▶ [Written exercise]:
Determine which lines of the records include the word "régionale", and copy them.
──────── Task input ────────
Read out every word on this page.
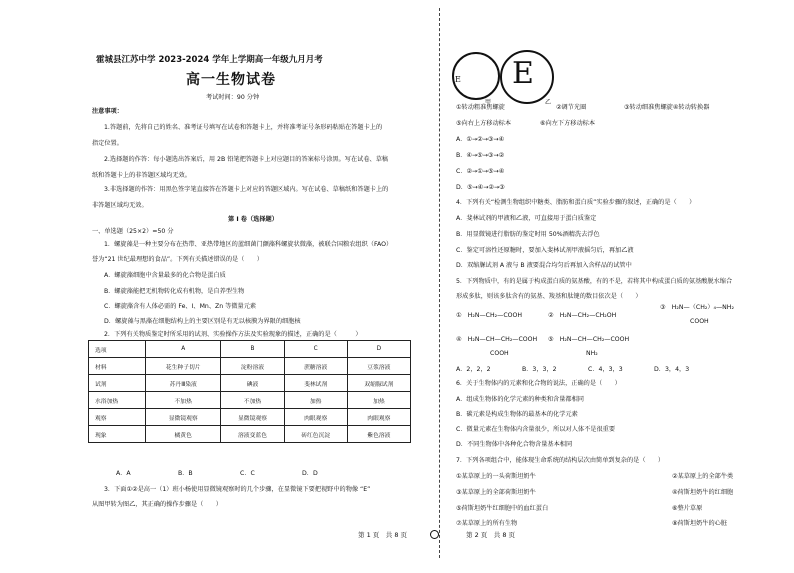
霍城县江苏中学 2023-2024 学年上学期高一年级九月月考
高一生物试卷
考试时间：90 分钟
注意事项：
1.答题前，先将自己的姓名、准考证号填写在试卷和答题卡上，并将准考证号条形码粘贴在答题卡上的
指定位置。
2.选择题的作答：每小题选出答案后，用 2B 铅笔把答题卡上对应题目的答案标号涂黑。写在试卷、草稿
纸和答题卡上的非答题区域均无效。
3.非选择题的作答：用黑色签字笔直接答在答题卡上对应的答题区域内。写在试卷、草稿纸和答题卡上的
非答题区域均无效。
第 I 卷（选择题）
一、单选题（25×2）=50 分
1．螺旋藻是一种主要分布在热带、亚热带地区的蓝细菌门颤藻科螺旋状微藻，被联合国粮农组织（FAO）
誉为“21 世纪最理想的食品”。下列有关描述错误的是（　　）
A．螺旋藻细胞中含量最多的化合物是蛋白质
B．螺旋藻能把无机物转化成有机物，是自养型生物
C．螺旋藻含有人体必需的 Fe、I、Mn、Zn 等微量元素
D．螺旋藻与黑藻在细胞结构上的主要区别是有无以核膜为界限的细胞核
2．下列有关物质鉴定时所采用的试剂、实验操作方法及实验现象的描述，正确的是（　　　）
选项	A	B	C	D
材料	花生种子切片	淀粉溶液	蔗糖溶液	豆浆溶液
试剂	苏丹Ⅲ染液	碘液	斐林试剂	双缩脲试剂
水浴加热	不加热	不加热	加热	加热
观察	显微镜观察	显微镜观察	肉眼观察	肉眼观察
现象	橘黄色	溶液变蓝色	砖红色沉淀	紫色溶液
A．A	B．B	C．C	D．D
3．下面①②是高一（1）班小杨使用显微镜观察时的几个步骤，在显微镜下要把视野中的物像 “E”
从图甲转为图乙，其正确的操作步骤是（　　）
第 1 页　共 8 页
E E
甲	乙
①转动粗准焦螺旋	②调节光圈	③转动细准焦螺旋④转动转换器
⑤向右上方移动标本	⑥向左下方移动标本
A．①→②→③→④
B．④→⑤→③→②
C．②→①→⑤→④
D．⑤→④→②→③
4．下列有关“检测生物组织中糖类、脂肪和蛋白质”实验步骤的叙述，正确的是（　　）
A．斐林试剂的甲液和乙液，可直接用于蛋白质鉴定
B．用显微镜进行脂肪的鉴定时用 50%酒精洗去浮色
C．鉴定可溶性还原糖时，要加入斐林试剂甲液摇匀后，再加乙液
D．双缩脲试剂 A 液与 B 液要混合均匀后再加入含样品的试管中
5．下列物质中，有的是属于构成蛋白质的氨基酸，有的不是，若将其中构成蛋白质的氨基酸脱水缩合
形成多肽，则该多肽含有的氨基、羧基和肽键的数目依次是（　　）
①　H₂N—CH₂—COOH	②　H₂N—CH₂—CH₂OH
③　H₂N—（CH₂）₄—NH₂
COOH
④　H₂N—CH—CH₂—COOH ⑤　H₂N—CH—CH₂—COOH
COOH	NH₂
A．2，2，2	B．3，3，2	C．4，3，3	D．3，4，3
6．关于生物体内的元素和化合物的说法，正确的是（　　）
A．组成生物体的化学元素的种类和含量都相同
B．碳元素是构成生物体的最基本的化学元素
C．微量元素在生物体内含量很少，所以对人体不是很重要
D．不同生物体中各种化合物含量基本相同
7．下列各项组合中，能体现生命系统的结构层次由简单到复杂的是（　　）
①某草原上的一头荷斯坦奶牛	②某草原上的全部牛类
③某草原上的全部荷斯坦奶牛	④荷斯坦奶牛的红细胞
⑤荷斯坦奶牛红细胞中的血红蛋白	⑥整片草原
⑦某草原上的所有生物	⑧荷斯坦奶牛的心脏
第 2 页　共 8 页
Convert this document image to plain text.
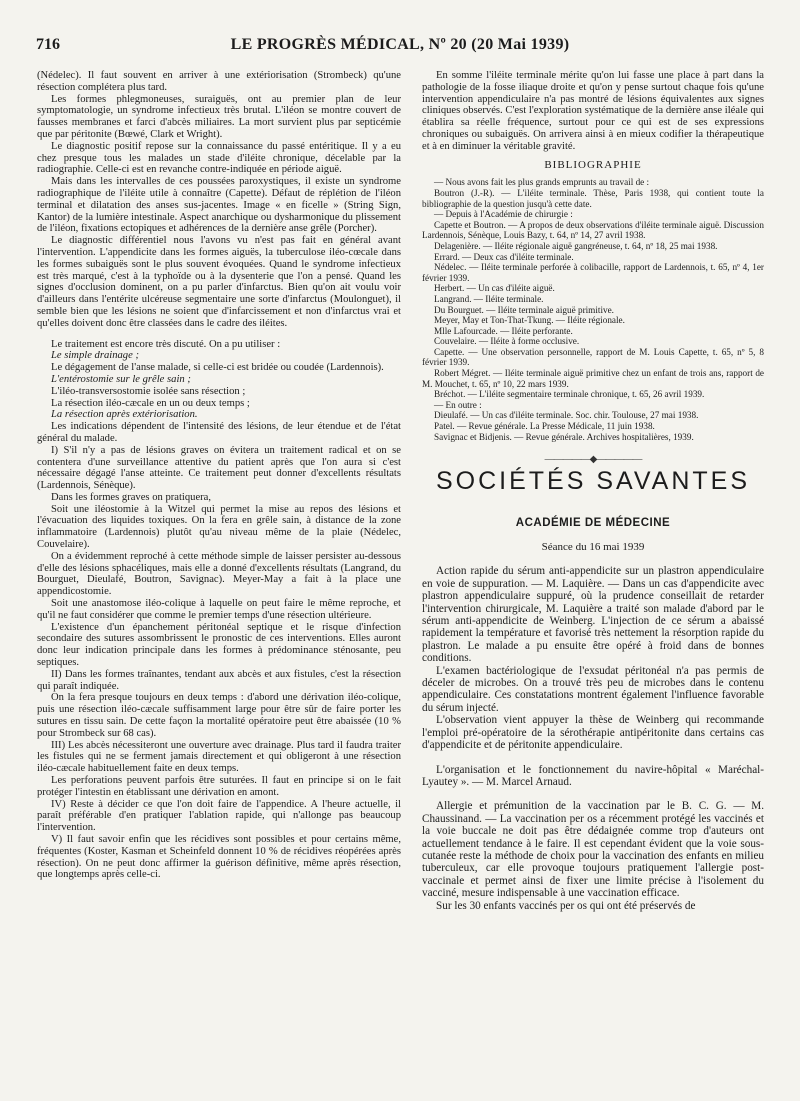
716	LE PROGRÈS MÉDICAL, Nº 20 (20 Mai 1939)

(Nédelec). Il faut souvent en arriver à une extériorisation (Strombeck) qu'une résection complétera plus tard.

Les formes phlegmoneuses, suraiguës, ont au premier plan de leur symptomatologie, un syndrome infectieux très brutal. L'iléon se montre couvert de fausses membranes et farci d'abcès miliaires. La mort survient plus par septicémie que par péritonite (Bœwé, Clark et Wright).

Le diagnostic positif repose sur la connaissance du passé entéritique. Il y a eu chez presque tous les malades un stade d'iléite chronique, décelable par la radiographie. Celle-ci est en revanche contre-indiquée en période aiguë.

Mais dans les intervalles de ces poussées paroxystiques, il existe un syndrome radiographique de l'iléite utile à connaître (Capette). Défaut de réplétion de l'iléon terminal et dilatation des anses sus-jacentes. Image « en ficelle » (String Sign, Kantor) de la lumière intestinale. Aspect anarchique ou dysharmonique du plissement de l'iléon, fixations ectopiques et adhérences de la dernière anse grêle (Porcher).

Le diagnostic différentiel nous l'avons vu n'est pas fait en général avant l'intervention. L'appendicite dans les formes aiguës, la tuberculose iléo-cœcale dans les formes subaiguës sont le plus souvent évoquées. Quand le syndrome infectieux est très marqué, c'est à la typhoïde ou à la dysenterie que l'on a pensé. Quand les signes d'occlusion dominent, on a pu parler d'infarctus. Bien qu'on ait voulu voir d'ailleurs dans l'entérite ulcéreuse segmentaire une sorte d'infarctus (Moulonguet), il semble bien que les lésions ne soient que d'infarcissement et non d'infarctus vrai et qu'elles doivent donc être classées dans le cadre des iléites.

Le traitement est encore très discuté. On a pu utiliser :

Le simple drainage ;

Le dégagement de l'anse malade, si celle-ci est bridée ou coudée (Lardennois).

L'entérostomie sur le grêle sain ;

L'iléo-transversostomie isolée sans résection ;

La résection iléo-cæcale en un ou deux temps ;

La résection après extériorisation.

Les indications dépendent de l'intensité des lésions, de leur étendue et de l'état général du malade.

I) S'il n'y a pas de lésions graves on évitera un traitement radical et on se contentera d'une surveillance attentive du patient après que l'on aura si c'est nécessaire dégagé l'anse atteinte. Ce traitement peut donner d'excellents résultats (Lardennois, Sénèque).

Dans les formes graves on pratiquera,

Soit une iléostomie à la Witzel qui permet la mise au repos des lésions et l'évacuation des liquides toxiques. On la fera en grêle sain, à distance de la zone inflammatoire (Lardennois) plutôt qu'au niveau même de la plaie (Nédelec, Couvelaire).

On a évidemment reproché à cette méthode simple de laisser persister au-dessous d'elle des lésions sphacéliques, mais elle a donné d'excellents résultats (Langrand, du Bourguet, Dieulafé, Boutron, Savignac). Meyer-May a fait à la place une appendicostomie.

Soit une anastomose iléo-colique à laquelle on peut faire le même reproche, et qu'il ne faut considérer que comme le premier temps d'une résection ultérieure.

L'existence d'un épanchement péritonéal septique et le risque d'infection secondaire des sutures assombrissent le pronostic de ces interventions. Elles auront donc leur indication principale dans les formes à prédominance sténosante, peu septiques.

II) Dans les formes traînantes, tendant aux abcès et aux fistules, c'est la résection qui paraît indiquée.

On la fera presque toujours en deux temps : d'abord une dérivation iléo-colique, puis une résection iléo-cæcale suffisamment large pour être sûr de faire porter les sutures en tissu sain. De cette façon la mortalité opératoire peut être abaissée (10 % pour Strombeck sur 68 cas).

III) Les abcès nécessiteront une ouverture avec drainage. Plus tard il faudra traiter les fistules qui ne se ferment jamais directement et qui obligeront à une résection iléo-cæcale habituellement faite en deux temps.

Les perforations peuvent parfois être suturées. Il faut en principe si on le fait protéger l'intestin en établissant une dérivation en amont.

IV) Reste à décider ce que l'on doit faire de l'appendice. A l'heure actuelle, il paraît préférable d'en pratiquer l'ablation rapide, qui n'allonge pas beaucoup l'intervention.

V) Il faut savoir enfin que les récidives sont possibles et pour certains même, fréquentes (Koster, Kasman et Scheinfeld donnent 10 % de récidives réopérées après résection). On ne peut donc affirmer la guérison définitive, même après résection, que longtemps après celle-ci.

En somme l'iléite terminale mérite qu'on lui fasse une place à part dans la pathologie de la fosse iliaque droite et qu'on y pense surtout chaque fois qu'une intervention appendiculaire n'a pas montré de lésions équivalentes aux signes cliniques observés. C'est l'exploration systématique de la dernière anse iléale qui établira sa réelle fréquence, surtout pour ce qui est de ses expressions chroniques ou subaiguës. On arrivera ainsi à en mieux codifier la thérapeutique et à en diminuer la véritable gravité.

BIBLIOGRAPHIE

— Nous avons fait les plus grands emprunts au travail de :

Boutron (J.-R). — L'iléite terminale. Thèse, Paris 1938, qui contient toute la bibliographie de la question jusqu'à cette date.

— Depuis à l'Académie de chirurgie :

Capette et Boutron. — A propos de deux observations d'iléite terminale aiguë. Discussion Lardennois, Sénèque, Louis Bazy, t. 64, nº 14, 27 avril 1938.

Delagenière. — Iléite régionale aiguë gangréneuse, t. 64, nº 18, 25 mai 1938.

Errard. — Deux cas d'iléite terminale.

Nédelec. — Iléite terminale perforée à colibacille, rapport de Lardennois, t. 65, nº 4, 1er février 1939.

Herbert. — Un cas d'iléite aiguë.

Langrand. — Iléite terminale.

Du Bourguet. — Iléite terminale aiguë primitive.

Meyer, May et Ton-That-Tkung. — Iléite régionale.

Mlle Lafourcade. — Iléite perforante.

Couvelaire. — Iléite à forme occlusive.

Capette. — Une observation personnelle, rapport de M. Louis Capette, t. 65, nº 5, 8 février 1939.

Robert Mégret. — Iléite terminale aiguë primitive chez un enfant de trois ans, rapport de M. Mouchet, t. 65, nº 10, 22 mars 1939.

Bréchot. — L'iléite segmentaire terminale chronique, t. 65, 26 avril 1939.

— En outre :

Dieulafé. — Un cas d'iléite terminale. Soc. chir. Toulouse, 27 mai 1938.

Patel. — Revue générale. La Presse Médicale, 11 juin 1938.

Savignac et Bidjenis. — Revue générale. Archives hospitalières, 1939.

—————◆—————
SOCIÉTÉS SAVANTES
ACADÉMIE DE MÉDECINE
Séance du 16 mai 1939

Action rapide du sérum anti-appendicite sur un plastron appendiculaire en voie de suppuration. — M. Laquière. — Dans un cas d'appendicite avec plastron appendiculaire suppuré, où la prudence conseillait de retarder l'intervention chirurgicale, M. Laquière a traité son malade d'abord par le sérum anti-appendicite de Weinberg. L'injection de ce sérum a abaissé rapidement la température et favorisé très nettement la résorption rapide du plastron. Le malade a pu ensuite être opéré à froid dans de bonnes conditions.

L'examen bactériologique de l'exsudat péritonéal n'a pas permis de déceler de microbes. On a trouvé très peu de microbes dans le contenu appendiculaire. Ces constatations montrent également l'influence favorable du sérum injecté.

L'observation vient appuyer la thèse de Weinberg qui recommande l'emploi pré-opératoire de la sérothérapie antipéritonite dans certains cas d'appendicite et de péritonite appendiculaire.

L'organisation et le fonctionnement du navire-hôpital « Maréchal-Lyautey ». — M. Marcel Arnaud.

Allergie et prémunition de la vaccination par le B. C. G. — M. Chaussinand. — La vaccination per os a récemment protégé les vaccinés et la voie buccale ne doit pas être dédaignée comme trop d'auteurs ont actuellement tendance à le faire. Il est cependant évident que la voie sous-cutanée reste la méthode de choix pour la vaccination des enfants en milieu tuberculeux, car elle provoque toujours pratiquement l'allergie post-vaccinale et permet ainsi de fixer une limite précise à l'isolement du vacciné, mesure indispensable à une vaccination efficace.

Sur les 30 enfants vaccinés per os qui ont été préservés de
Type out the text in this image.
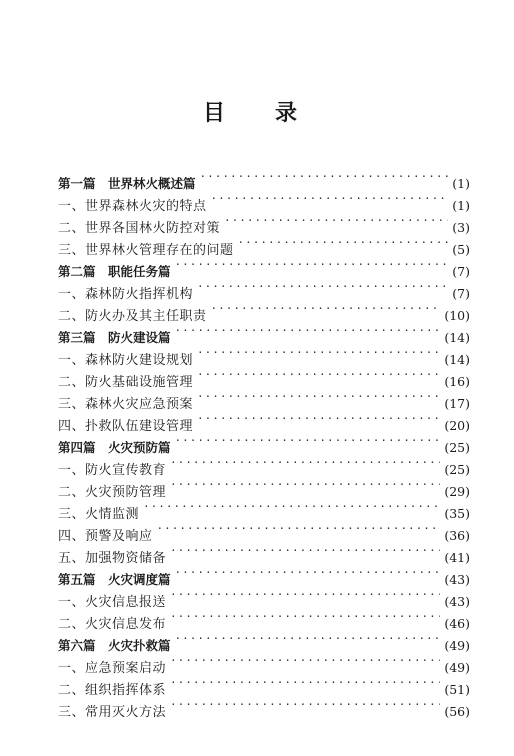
目　录
第一篇　世界林火概述篇 ·····	(1)
一、世界森林火灾的特点 ·····	(1)
二、世界各国林火防控对策 ·····	(3)
三、世界林火管理存在的问题 ·····	(5)
第二篇　职能任务篇 ·····	(7)
一、森林防火指挥机构 ·····	(7)
二、防火办及其主任职责 ·····	(10)
第三篇　防火建设篇 ·····	(14)
一、森林防火建设规划 ·····	(14)
二、防火基础设施管理 ·····	(16)
三、森林火灾应急预案 ·····	(17)
四、扑救队伍建设管理 ·····	(20)
第四篇　火灾预防篇 ·····	(25)
一、防火宣传教育 ·····	(25)
二、火灾预防管理 ·····	(29)
三、火情监测 ·····	(35)
四、预警及响应 ·····	(36)
五、加强物资储备 ·····	(41)
第五篇　火灾调度篇 ·····	(43)
一、火灾信息报送 ·····	(43)
二、火灾信息发布 ·····	(46)
第六篇　火灾扑救篇 ·····	(49)
一、应急预案启动 ·····	(49)
二、组织指挥体系 ·····	(51)
三、常用灭火方法 ·····	(56)
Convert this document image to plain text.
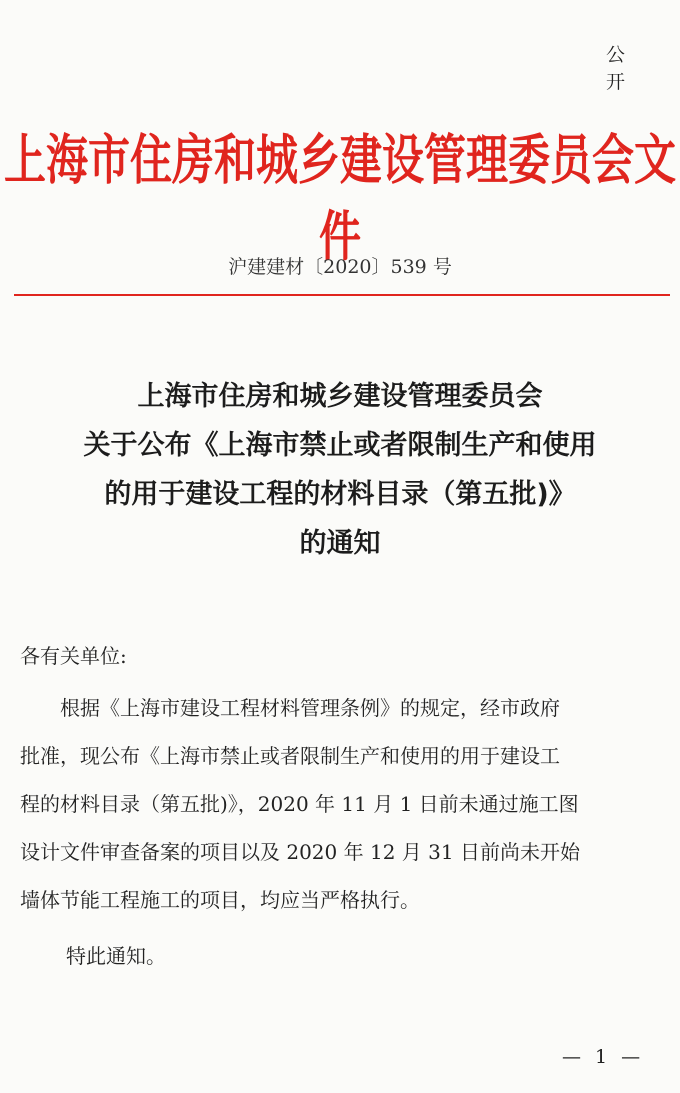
公 开
上海市住房和城乡建设管理委员会文件
沪建建材〔2020〕539 号
上海市住房和城乡建设管理委员会
关于公布《上海市禁止或者限制生产和使用
的用于建设工程的材料目录（第五批)》
的通知
各有关单位:
　　根据《上海市建设工程材料管理条例》的规定，经市政府
批准，现公布《上海市禁止或者限制生产和使用的用于建设工
程的材料目录（第五批)》，2020 年 11 月 1 日前未通过施工图
设计文件审查备案的项目以及 2020 年 12 月 31 日前尚未开始
墙体节能工程施工的项目，均应当严格执行。
特此通知。
— 1 —
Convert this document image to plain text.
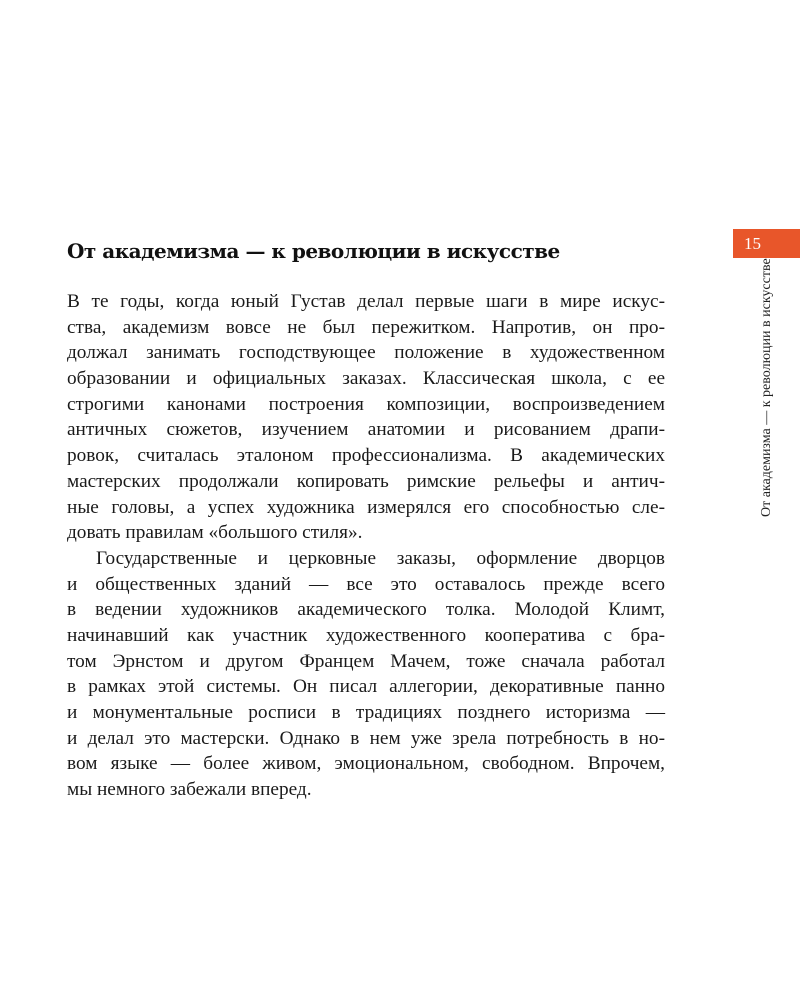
От академизма — к революции в искусстве
В те годы, когда юный Густав делал первые шаги в мире искус-
ства, академизм вовсе не был пережитком. Напротив, он про-
должал занимать господствующее положение в художественном
образовании и официальных заказах. Классическая школа, с ее
строгими канонами построения композиции, воспроизведением
античных сюжетов, изучением анатомии и рисованием драпи-
ровок, считалась эталоном профессионализма. В академических
мастерских продолжали копировать римские рельефы и антич-
ные головы, а успех художника измерялся его способностью сле-
довать правилам «большого стиля».
Государственные и церковные заказы, оформление дворцов
и общественных зданий — все это оставалось прежде всего
в ведении художников академического толка. Молодой Климт,
начинавший как участник художественного кооператива с бра-
том Эрнстом и другом Францем Мачем, тоже сначала работал
в рамках этой системы. Он писал аллегории, декоративные панно
и монументальные росписи в традициях позднего историзма —
и делал это мастерски. Однако в нем уже зрела потребность в но-
вом языке — более живом, эмоциональном, свободном. Впрочем,
мы немного забежали вперед.
15
От академизма — к революции в искусстве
────────
▶ [Output of the exercise]:
Delagenière. — Iléite régionale aiguë gangréneuse, t. 64, nº 18, 25 mai 1938.
Meyer, May et Ton-That-Tkung. — Iléite régionale.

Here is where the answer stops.